● EXTRAIT DU TEXTE:
= = = = =

Face à des informations qui circulent sur les réseaux sociaux faisant état d’un probable massacre qui s’est produit en début du mois d’octobre courant dans les villages de Matungu, Kokwe, Mundjuli, Irameso et Twamakuru dans le groupement Ihana, secteur de wanianga en territoire de Walikale, la jeunesse Bunakima sort de son silence.

Consterné par cette nouvelle, Claude Kamiti, premier vice-président de cette structure des jeunes de Walikale a, dans une interview accordée ce 17 Novembre à larepublique.net, appelé les autorités provinciales à diligenter des enquêtes sérieuses pour éclaircir l’opinion quant à ce, et établir les responsabilités afin que les coupables subissent la rigueur de la Loi.

« C’est avec désolation que la jeunesse bunakima ne cesse d’apprendre les multiples accusations par la voix des ondes qui confirment un probable massacre d’une communauté, en l’occurrence les SHI vivant dans le WALIKALE. Je crois que c’est une façon de cracher sur l’hospitalité fraternelle qui a toujours caractérisé la communauté de WALIKALE. Ça fait des années que nous vivons avec les membres de la communauté SHI dans ce territoire et un tel cas ne s’est jamais produit. Un conflit entre deux groupes armés ne doit pas être attribué aux originaires. Nous demandons aux instances compétentes de diligenter une enquête afin d’éclaircir l’opinion quant à ce et que les coupables répondent de leurs actes devant la justice » a dit Claude Kamiti.

= = = = =

● CE QUE VOUS FEREZ: Dans l'extrait sur le probable massacre à Walikale, quels sont tous les villages nommés comme lieux de ce massacre ? La liste ci-après constitue un matériau indépendant de l'extrait.

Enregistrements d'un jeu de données
= = = = =

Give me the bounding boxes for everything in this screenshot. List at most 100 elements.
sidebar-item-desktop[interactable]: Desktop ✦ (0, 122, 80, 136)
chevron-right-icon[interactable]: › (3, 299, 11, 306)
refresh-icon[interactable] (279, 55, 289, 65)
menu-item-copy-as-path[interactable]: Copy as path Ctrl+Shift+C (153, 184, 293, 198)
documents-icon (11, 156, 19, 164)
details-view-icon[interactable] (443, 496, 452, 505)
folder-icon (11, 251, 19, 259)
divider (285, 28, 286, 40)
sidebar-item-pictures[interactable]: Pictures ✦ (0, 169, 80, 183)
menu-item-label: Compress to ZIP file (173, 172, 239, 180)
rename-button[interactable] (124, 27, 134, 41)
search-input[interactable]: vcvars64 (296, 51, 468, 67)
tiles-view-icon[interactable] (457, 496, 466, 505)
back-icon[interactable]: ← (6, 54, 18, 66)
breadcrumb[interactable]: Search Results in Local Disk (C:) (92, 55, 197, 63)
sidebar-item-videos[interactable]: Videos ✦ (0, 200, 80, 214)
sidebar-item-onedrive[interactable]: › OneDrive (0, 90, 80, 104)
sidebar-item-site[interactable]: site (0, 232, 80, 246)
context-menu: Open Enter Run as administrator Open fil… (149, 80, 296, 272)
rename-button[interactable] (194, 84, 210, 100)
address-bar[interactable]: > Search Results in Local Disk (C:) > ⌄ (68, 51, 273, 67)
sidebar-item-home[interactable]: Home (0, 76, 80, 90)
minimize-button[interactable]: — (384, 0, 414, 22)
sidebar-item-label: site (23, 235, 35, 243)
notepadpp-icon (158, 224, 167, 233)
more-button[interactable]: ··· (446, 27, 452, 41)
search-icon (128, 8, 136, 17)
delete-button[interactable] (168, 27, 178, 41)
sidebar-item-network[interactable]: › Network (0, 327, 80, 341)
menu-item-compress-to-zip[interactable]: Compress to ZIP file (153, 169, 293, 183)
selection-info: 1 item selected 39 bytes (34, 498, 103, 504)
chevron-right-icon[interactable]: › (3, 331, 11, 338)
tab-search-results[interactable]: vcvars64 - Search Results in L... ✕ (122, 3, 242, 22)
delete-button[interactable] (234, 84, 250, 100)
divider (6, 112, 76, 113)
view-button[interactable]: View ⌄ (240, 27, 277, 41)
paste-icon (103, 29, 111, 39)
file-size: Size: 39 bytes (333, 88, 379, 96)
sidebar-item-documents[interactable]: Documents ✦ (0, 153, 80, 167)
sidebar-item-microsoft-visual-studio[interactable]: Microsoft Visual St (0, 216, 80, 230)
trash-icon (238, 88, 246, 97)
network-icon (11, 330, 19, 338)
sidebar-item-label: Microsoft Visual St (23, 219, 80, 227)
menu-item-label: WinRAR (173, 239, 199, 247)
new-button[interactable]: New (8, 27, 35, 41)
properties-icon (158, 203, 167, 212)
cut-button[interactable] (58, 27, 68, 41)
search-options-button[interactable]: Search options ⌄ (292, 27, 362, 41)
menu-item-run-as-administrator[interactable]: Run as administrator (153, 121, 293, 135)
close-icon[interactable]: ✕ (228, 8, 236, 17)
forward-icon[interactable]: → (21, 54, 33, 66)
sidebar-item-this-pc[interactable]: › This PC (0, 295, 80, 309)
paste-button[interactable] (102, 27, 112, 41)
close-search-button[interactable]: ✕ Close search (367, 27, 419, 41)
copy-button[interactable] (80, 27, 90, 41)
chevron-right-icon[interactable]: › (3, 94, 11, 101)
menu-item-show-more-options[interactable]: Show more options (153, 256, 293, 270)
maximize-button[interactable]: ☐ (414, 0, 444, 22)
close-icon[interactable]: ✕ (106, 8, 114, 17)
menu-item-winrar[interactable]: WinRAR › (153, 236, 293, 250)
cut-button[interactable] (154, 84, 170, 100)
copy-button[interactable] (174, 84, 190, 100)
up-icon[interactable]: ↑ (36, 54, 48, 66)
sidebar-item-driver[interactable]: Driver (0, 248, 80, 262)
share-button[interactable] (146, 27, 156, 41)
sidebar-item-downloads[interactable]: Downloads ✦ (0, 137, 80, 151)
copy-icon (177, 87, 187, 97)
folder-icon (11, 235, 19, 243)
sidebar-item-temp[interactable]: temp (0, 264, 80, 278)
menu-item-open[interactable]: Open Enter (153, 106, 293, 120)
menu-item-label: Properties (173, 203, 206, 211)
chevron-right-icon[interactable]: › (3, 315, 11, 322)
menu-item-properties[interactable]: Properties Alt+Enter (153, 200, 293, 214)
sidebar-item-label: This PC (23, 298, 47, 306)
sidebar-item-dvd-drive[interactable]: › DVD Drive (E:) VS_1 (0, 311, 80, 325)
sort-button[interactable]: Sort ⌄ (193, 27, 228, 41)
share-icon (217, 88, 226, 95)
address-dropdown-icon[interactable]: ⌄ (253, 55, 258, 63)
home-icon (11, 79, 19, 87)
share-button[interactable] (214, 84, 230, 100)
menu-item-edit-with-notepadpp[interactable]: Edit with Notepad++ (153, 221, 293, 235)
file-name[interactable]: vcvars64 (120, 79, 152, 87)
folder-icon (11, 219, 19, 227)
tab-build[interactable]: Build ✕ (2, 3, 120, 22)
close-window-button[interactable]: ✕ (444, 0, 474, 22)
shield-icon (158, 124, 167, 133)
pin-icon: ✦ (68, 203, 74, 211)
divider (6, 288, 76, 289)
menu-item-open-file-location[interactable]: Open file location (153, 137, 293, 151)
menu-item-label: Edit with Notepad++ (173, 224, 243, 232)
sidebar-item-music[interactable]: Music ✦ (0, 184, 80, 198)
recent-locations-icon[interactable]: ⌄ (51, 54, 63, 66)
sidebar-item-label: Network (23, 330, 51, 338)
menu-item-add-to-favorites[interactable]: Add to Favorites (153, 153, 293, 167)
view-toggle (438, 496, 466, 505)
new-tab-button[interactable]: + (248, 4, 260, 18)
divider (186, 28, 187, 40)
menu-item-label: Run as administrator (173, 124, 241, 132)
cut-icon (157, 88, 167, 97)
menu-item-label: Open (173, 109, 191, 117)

= = = = =

● ZONE DE RÉPONSE: Matungu, Kokwe, Mundjuli, Irameso, Twamakuru